[Exercise input — start]
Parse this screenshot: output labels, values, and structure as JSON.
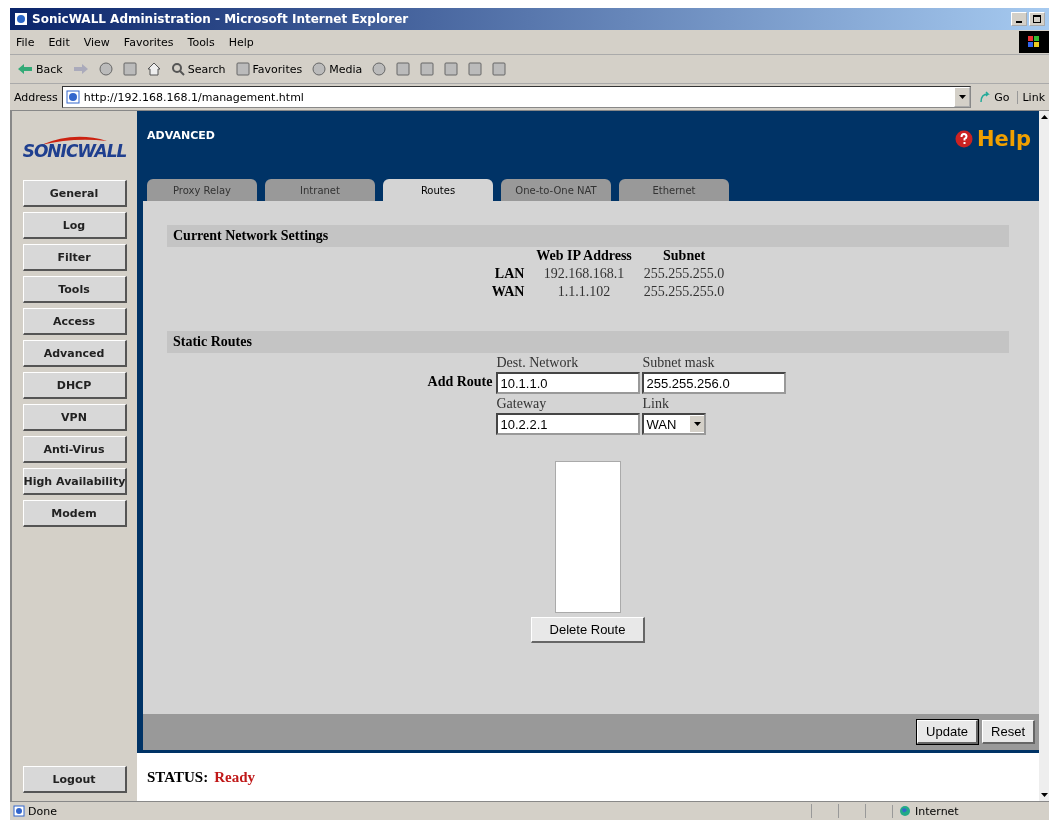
{
  "window": {
    "title": "SonicWALL Administration - Microsoft Internet Explorer"
  },
  "menu": [
    "File",
    "Edit",
    "View",
    "Favorites",
    "Tools",
    "Help"
  ],
  "toolbar": [
    {
      "kind": "back",
      "label": "Back"
    },
    {
      "kind": "forward"
    },
    {
      "kind": "stop"
    },
    {
      "kind": "refresh"
    },
    {
      "kind": "home"
    },
    {
      "kind": "search",
      "label": "Search"
    },
    {
      "kind": "favorites",
      "label": "Favorites"
    },
    {
      "kind": "media",
      "label": "Media"
    },
    {
      "kind": "history"
    },
    {
      "kind": "mail"
    },
    {
      "kind": "print"
    },
    {
      "kind": "edit"
    },
    {
      "kind": "discuss"
    },
    {
      "kind": "messenger"
    }
  ],
  "address": {
    "label": "Address",
    "value": "http://192.168.168.1/management.html",
    "go": "Go",
    "links": "Link"
  },
  "sidebar": {
    "logo": "SONICWALL",
    "items": [
      "General",
      "Log",
      "Filter",
      "Tools",
      "Access",
      "Advanced",
      "DHCP",
      "VPN",
      "Anti-Virus",
      "High Availability",
      "Modem"
    ],
    "logout": "Logout"
  },
  "header": {
    "title": "ADVANCED",
    "help": "Help"
  },
  "tabs": [
    {
      "label": "Proxy Relay",
      "selected": false
    },
    {
      "label": "Intranet",
      "selected": false
    },
    {
      "label": "Routes",
      "selected": true
    },
    {
      "label": "One-to-One NAT",
      "selected": false
    },
    {
      "label": "Ethernet",
      "selected": false
    }
  ],
  "current_settings": {
    "title": "Current Network Settings",
    "columns": [
      "Web IP Address",
      "Subnet"
    ],
    "rows": [
      {
        "label": "LAN",
        "ip": "192.168.168.1",
        "subnet": "255.255.255.0"
      },
      {
        "label": "WAN",
        "ip": "1.1.1.102",
        "subnet": "255.255.255.0"
      }
    ]
  },
  "static_routes": {
    "title": "Static Routes",
    "add_label": "Add Route",
    "dest": {
      "label": "Dest. Network",
      "value": "10.1.1.0"
    },
    "mask": {
      "label": "Subnet mask",
      "value": "255.255.256.0"
    },
    "gateway": {
      "label": "Gateway",
      "value": "10.2.2.1"
    },
    "link": {
      "label": "Link",
      "value": "WAN"
    },
    "delete": "Delete Route"
  },
  "buttons": [
    "Update",
    "Reset"
  ],
  "status": {
    "label": "STATUS:",
    "value": "Ready"
  },
  "status_bar": {
    "text": "Done",
    "zone": "Internet"
  }
}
[Exercise input — finish]
### Required action
Because the pictures are not wanted, retype every record exactly without them.

### Answer section
Parse this screenshot: output labels, values, and structure as JSON.
{
  "window": {
    "title": "SonicWALL Administration - Microsoft Internet Explorer"
  },
  "menu": [
    "File",
    "Edit",
    "View",
    "Favorites",
    "Tools",
    "Help"
  ],
  "toolbar": [
    {
      "kind": "back",
      "label": "Back"
    },
    {
      "kind": "forward"
    },
    {
      "kind": "stop"
    },
    {
      "kind": "refresh"
    },
    {
      "kind": "home"
    },
    {
      "kind": "search",
      "label": "Search"
    },
    {
      "kind": "favorites",
      "label": "Favorites"
    },
    {
      "kind": "media",
      "label": "Media"
    },
    {
      "kind": "history"
    },
    {
      "kind": "mail"
    },
    {
      "kind": "print"
    },
    {
      "kind": "edit"
    },
    {
      "kind": "discuss"
    },
    {
      "kind": "messenger"
    }
  ],
  "address": {
    "label": "Address",
    "value": "http://192.168.168.1/management.html",
    "go": "Go",
    "links": "Link"
  },
  "sidebar": {
    "logo": "SONICWALL",
    "items": [
      "General",
      "Log",
      "Filter",
      "Tools",
      "Access",
      "Advanced",
      "DHCP",
      "VPN",
      "Anti-Virus",
      "High Availability",
      "Modem"
    ],
    "logout": "Logout"
  },
  "header": {
    "title": "ADVANCED",
    "help": "Help"
  },
  "tabs": [
    {
      "label": "Proxy Relay",
      "selected": false
    },
    {
      "label": "Intranet",
      "selected": false
    },
    {
      "label": "Routes",
      "selected": true
    },
    {
      "label": "One-to-One NAT",
      "selected": false
    },
    {
      "label": "Ethernet",
      "selected": false
    }
  ],
  "current_settings": {
    "title": "Current Network Settings",
    "columns": [
      "Web IP Address",
      "Subnet"
    ],
    "rows": [
      {
        "label": "LAN",
        "ip": "192.168.168.1",
        "subnet": "255.255.255.0"
      },
      {
        "label": "WAN",
        "ip": "1.1.1.102",
        "subnet": "255.255.255.0"
      }
    ]
  },
  "static_routes": {
    "title": "Static Routes",
    "add_label": "Add Route",
    "dest": {
      "label": "Dest. Network",
      "value": "10.1.1.0"
    },
    "mask": {
      "label": "Subnet mask",
      "value": "255.255.256.0"
    },
    "gateway": {
      "label": "Gateway",
      "value": "10.2.2.1"
    },
    "link": {
      "label": "Link",
      "value": "WAN"
    },
    "delete": "Delete Route"
  },
  "buttons": [
    "Update",
    "Reset"
  ],
  "status": {
    "label": "STATUS:",
    "value": "Ready"
  },
  "status_bar": {
    "text": "Done",
    "zone": "Internet"
  }
}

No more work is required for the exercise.